(Entries from a dataset)
┄┄┄┄┄┄┄┄┄┄┄┄┄┄┄┄┄┄┄┄

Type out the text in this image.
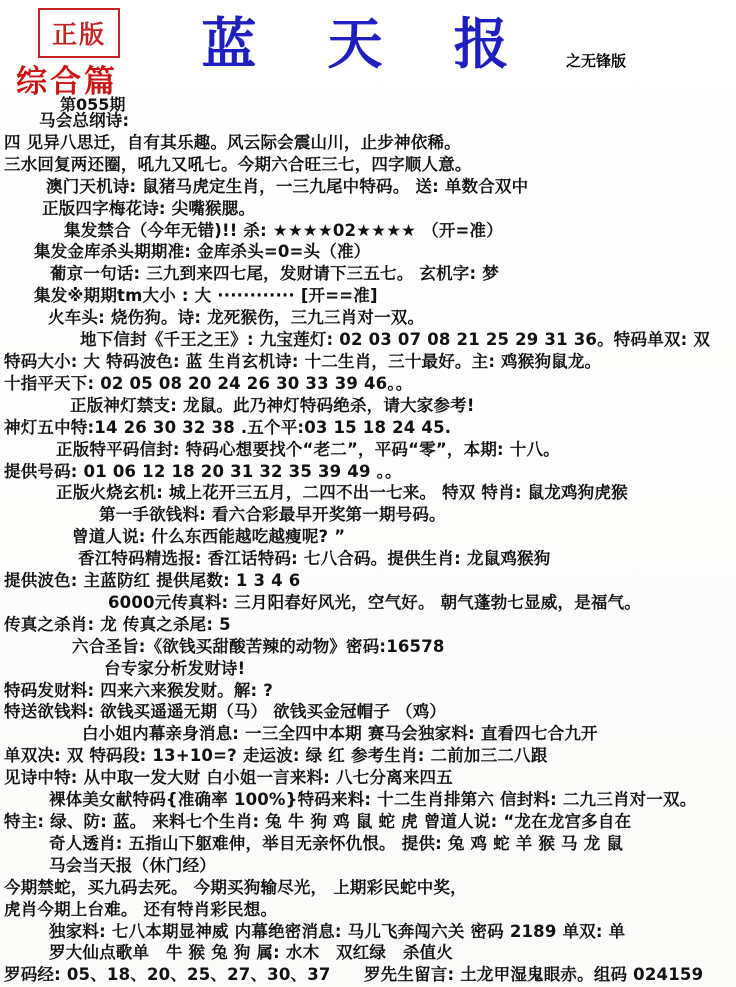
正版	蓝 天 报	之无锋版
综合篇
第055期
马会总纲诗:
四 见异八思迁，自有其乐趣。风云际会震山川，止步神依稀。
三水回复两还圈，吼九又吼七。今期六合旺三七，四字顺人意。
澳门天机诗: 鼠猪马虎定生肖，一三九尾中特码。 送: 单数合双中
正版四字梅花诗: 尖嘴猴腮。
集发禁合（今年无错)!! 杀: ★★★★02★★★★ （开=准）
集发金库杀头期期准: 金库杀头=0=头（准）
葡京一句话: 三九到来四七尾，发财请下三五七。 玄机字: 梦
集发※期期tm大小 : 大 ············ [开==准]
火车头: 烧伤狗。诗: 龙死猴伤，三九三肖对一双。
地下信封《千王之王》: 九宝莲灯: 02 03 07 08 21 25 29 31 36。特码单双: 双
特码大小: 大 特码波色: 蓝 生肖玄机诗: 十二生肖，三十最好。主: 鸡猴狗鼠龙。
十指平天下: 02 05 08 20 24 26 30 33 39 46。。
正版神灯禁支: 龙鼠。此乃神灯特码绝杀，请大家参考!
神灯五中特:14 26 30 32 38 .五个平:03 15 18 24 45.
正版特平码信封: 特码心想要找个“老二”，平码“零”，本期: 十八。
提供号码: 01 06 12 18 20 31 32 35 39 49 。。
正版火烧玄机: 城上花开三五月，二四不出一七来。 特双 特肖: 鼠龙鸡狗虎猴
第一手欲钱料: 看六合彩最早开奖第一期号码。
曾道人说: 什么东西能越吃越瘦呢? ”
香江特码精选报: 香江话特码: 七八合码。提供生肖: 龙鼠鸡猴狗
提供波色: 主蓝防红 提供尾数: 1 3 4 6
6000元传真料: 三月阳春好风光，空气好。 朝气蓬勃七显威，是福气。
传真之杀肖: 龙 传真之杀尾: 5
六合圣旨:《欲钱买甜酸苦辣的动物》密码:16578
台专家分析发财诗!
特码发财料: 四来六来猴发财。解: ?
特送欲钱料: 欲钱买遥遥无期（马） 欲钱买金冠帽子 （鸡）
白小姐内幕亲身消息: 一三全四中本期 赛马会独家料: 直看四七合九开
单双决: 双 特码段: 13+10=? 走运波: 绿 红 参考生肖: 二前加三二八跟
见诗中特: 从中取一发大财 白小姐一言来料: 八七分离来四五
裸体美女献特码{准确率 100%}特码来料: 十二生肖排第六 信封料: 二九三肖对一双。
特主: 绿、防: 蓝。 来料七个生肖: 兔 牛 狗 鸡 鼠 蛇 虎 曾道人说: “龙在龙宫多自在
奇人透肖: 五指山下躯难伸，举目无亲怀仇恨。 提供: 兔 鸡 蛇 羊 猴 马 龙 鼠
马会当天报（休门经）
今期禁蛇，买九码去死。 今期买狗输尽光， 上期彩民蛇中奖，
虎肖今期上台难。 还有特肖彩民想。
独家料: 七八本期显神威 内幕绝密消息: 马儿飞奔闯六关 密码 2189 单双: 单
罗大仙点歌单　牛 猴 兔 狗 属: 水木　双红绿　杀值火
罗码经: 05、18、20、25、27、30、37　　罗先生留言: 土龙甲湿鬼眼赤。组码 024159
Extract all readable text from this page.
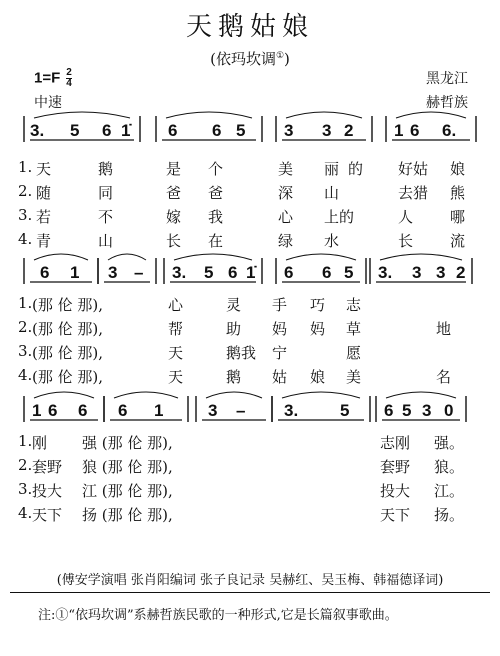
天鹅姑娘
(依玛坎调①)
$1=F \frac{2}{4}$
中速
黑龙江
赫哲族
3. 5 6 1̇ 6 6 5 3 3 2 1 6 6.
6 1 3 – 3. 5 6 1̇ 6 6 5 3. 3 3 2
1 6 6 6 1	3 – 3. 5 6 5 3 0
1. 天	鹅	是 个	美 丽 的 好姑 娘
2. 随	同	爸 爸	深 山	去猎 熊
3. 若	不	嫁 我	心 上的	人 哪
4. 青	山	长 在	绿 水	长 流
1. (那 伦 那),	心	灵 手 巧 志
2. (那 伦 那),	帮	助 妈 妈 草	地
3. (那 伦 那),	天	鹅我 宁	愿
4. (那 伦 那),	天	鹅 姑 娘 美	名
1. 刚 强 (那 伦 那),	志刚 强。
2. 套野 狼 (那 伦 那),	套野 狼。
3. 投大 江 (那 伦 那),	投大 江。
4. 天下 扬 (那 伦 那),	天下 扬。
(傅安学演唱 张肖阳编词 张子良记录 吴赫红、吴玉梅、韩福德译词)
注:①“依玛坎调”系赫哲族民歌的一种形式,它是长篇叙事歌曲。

┄┄┄┄┄┄┄┄┄┄┄┄┄┄┄┄┄┄┄┄

Using the records above, pull out each line where the word "曾道人说" occurs.

曾道人说: 什么东西能越吃越瘦呢? ”
特主: 绿、防: 蓝。 来料七个生肖: 兔 牛 狗 鸡 鼠 蛇 虎 曾道人说: “龙在龙宫多自在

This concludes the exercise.